Objective
Print out each entry below exactly, please.

* Start Source records *

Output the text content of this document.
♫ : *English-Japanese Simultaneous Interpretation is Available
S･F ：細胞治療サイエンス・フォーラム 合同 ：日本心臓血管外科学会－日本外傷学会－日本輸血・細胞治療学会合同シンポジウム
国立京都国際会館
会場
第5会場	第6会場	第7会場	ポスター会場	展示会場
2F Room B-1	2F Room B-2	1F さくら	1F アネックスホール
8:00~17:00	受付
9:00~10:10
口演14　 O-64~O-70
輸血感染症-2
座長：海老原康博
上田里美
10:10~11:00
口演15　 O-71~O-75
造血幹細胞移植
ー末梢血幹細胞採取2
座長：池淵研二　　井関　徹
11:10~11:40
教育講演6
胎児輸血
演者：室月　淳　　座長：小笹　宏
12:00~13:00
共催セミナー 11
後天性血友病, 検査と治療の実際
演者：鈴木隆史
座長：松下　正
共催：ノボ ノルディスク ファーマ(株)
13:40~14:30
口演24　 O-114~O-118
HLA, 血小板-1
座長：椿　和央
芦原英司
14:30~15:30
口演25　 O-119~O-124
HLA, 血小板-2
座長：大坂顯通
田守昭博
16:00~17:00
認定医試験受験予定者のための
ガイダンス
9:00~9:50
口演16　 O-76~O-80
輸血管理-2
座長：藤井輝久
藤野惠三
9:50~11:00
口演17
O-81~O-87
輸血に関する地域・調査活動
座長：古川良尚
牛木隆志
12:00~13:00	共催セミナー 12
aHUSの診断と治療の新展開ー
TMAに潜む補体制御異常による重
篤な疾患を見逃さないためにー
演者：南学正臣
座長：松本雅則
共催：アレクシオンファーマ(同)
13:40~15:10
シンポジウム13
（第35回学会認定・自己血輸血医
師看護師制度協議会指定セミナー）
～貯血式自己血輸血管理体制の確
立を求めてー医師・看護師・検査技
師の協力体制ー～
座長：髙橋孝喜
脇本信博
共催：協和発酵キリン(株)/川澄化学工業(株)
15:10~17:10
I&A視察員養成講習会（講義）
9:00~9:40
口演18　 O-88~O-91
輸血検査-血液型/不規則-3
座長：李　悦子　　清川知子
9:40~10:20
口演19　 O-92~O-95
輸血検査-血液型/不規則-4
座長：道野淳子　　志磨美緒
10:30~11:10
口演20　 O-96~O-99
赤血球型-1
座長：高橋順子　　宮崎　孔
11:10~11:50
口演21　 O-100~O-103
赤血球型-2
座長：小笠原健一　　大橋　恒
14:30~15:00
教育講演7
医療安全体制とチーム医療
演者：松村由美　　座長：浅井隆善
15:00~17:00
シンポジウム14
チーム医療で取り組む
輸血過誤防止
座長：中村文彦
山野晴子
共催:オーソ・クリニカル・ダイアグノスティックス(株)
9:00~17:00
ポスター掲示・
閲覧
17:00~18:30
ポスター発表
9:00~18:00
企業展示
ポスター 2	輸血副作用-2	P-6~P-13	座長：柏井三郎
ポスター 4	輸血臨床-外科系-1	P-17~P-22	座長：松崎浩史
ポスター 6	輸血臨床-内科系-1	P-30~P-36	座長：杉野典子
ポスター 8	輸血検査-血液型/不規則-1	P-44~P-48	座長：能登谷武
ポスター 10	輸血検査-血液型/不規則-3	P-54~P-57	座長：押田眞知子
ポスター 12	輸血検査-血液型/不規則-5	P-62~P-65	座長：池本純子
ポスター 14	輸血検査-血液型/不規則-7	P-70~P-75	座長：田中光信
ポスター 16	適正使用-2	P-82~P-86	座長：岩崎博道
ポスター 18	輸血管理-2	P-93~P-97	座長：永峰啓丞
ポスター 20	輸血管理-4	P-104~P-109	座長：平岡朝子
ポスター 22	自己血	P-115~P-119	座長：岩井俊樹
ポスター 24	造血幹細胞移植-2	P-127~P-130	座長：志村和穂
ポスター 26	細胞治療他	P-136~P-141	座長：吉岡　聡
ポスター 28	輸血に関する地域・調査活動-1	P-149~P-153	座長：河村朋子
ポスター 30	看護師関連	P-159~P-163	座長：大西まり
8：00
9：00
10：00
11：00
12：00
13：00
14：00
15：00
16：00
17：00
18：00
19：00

* End Source records *

Output below
Output the text content of this document.
♫ : *English-Japanese Simultaneous Interpretation is Available
S･F ：細胞治療サイエンス・フォーラム 合同 ：日本心臓血管外科学会－日本外傷学会－日本輸血・細胞治療学会合同シンポジウム
国立京都国際会館
会場
第5会場	第6会場	第7会場	ポスター会場	展示会場
2F Room B-1	2F Room B-2	1F さくら	1F アネックスホール
8:00~17:00	受付
9:00~10:10
口演14　 O-64~O-70
輸血感染症-2
座長：海老原康博
上田里美
10:10~11:00
口演15　 O-71~O-75
造血幹細胞移植
ー末梢血幹細胞採取2
座長：池淵研二　　井関　徹
11:10~11:40
教育講演6
胎児輸血
演者：室月　淳　　座長：小笹　宏
12:00~13:00
共催セミナー 11
後天性血友病, 検査と治療の実際
演者：鈴木隆史
座長：松下　正
共催：ノボ ノルディスク ファーマ(株)
13:40~14:30
口演24　 O-114~O-118
HLA, 血小板-1
座長：椿　和央
芦原英司
14:30~15:30
口演25　 O-119~O-124
HLA, 血小板-2
座長：大坂顯通
田守昭博
16:00~17:00
認定医試験受験予定者のための
ガイダンス
9:00~9:50
口演16　 O-76~O-80
輸血管理-2
座長：藤井輝久
藤野惠三
9:50~11:00
口演17
O-81~O-87
輸血に関する地域・調査活動
座長：古川良尚
牛木隆志
12:00~13:00	共催セミナー 12
aHUSの診断と治療の新展開ー
TMAに潜む補体制御異常による重
篤な疾患を見逃さないためにー
演者：南学正臣
座長：松本雅則
共催：アレクシオンファーマ(同)
13:40~15:10
シンポジウム13
（第35回学会認定・自己血輸血医
師看護師制度協議会指定セミナー）
～貯血式自己血輸血管理体制の確
立を求めてー医師・看護師・検査技
師の協力体制ー～
座長：髙橋孝喜
脇本信博
共催：協和発酵キリン(株)/川澄化学工業(株)
15:10~17:10
I&A視察員養成講習会（講義）
9:00~9:40
口演18　 O-88~O-91
輸血検査-血液型/不規則-3
座長：李　悦子　　清川知子
9:40~10:20
口演19　 O-92~O-95
輸血検査-血液型/不規則-4
座長：道野淳子　　志磨美緒
10:30~11:10
口演20　 O-96~O-99
赤血球型-1
座長：高橋順子　　宮崎　孔
11:10~11:50
口演21　 O-100~O-103
赤血球型-2
座長：小笠原健一　　大橋　恒
14:30~15:00
教育講演7
医療安全体制とチーム医療
演者：松村由美　　座長：浅井隆善
15:00~17:00
シンポジウム14
チーム医療で取り組む
輸血過誤防止
座長：中村文彦
山野晴子
共催:オーソ・クリニカル・ダイアグノスティックス(株)
9:00~17:00
ポスター掲示・
閲覧
17:00~18:30
ポスター発表
9:00~18:00
企業展示
ポスター 2	輸血副作用-2	P-6~P-13	座長：柏井三郎
ポスター 4	輸血臨床-外科系-1	P-17~P-22	座長：松崎浩史
ポスター 6	輸血臨床-内科系-1	P-30~P-36	座長：杉野典子
ポスター 8	輸血検査-血液型/不規則-1	P-44~P-48	座長：能登谷武
ポスター 10	輸血検査-血液型/不規則-3	P-54~P-57	座長：押田眞知子
ポスター 12	輸血検査-血液型/不規則-5	P-62~P-65	座長：池本純子
ポスター 14	輸血検査-血液型/不規則-7	P-70~P-75	座長：田中光信
ポスター 16	適正使用-2	P-82~P-86	座長：岩崎博道
ポスター 18	輸血管理-2	P-93~P-97	座長：永峰啓丞
ポスター 20	輸血管理-4	P-104~P-109	座長：平岡朝子
ポスター 22	自己血	P-115~P-119	座長：岩井俊樹
ポスター 24	造血幹細胞移植-2	P-127~P-130	座長：志村和穂
ポスター 26	細胞治療他	P-136~P-141	座長：吉岡　聡
ポスター 28	輸血に関する地域・調査活動-1	P-149~P-153	座長：河村朋子
ポスター 30	看護師関連	P-159~P-163	座長：大西まり
8：00
9：00
10：00
11：00
12：00
13：00
14：00
15：00
16：00
17：00
18：00
19：00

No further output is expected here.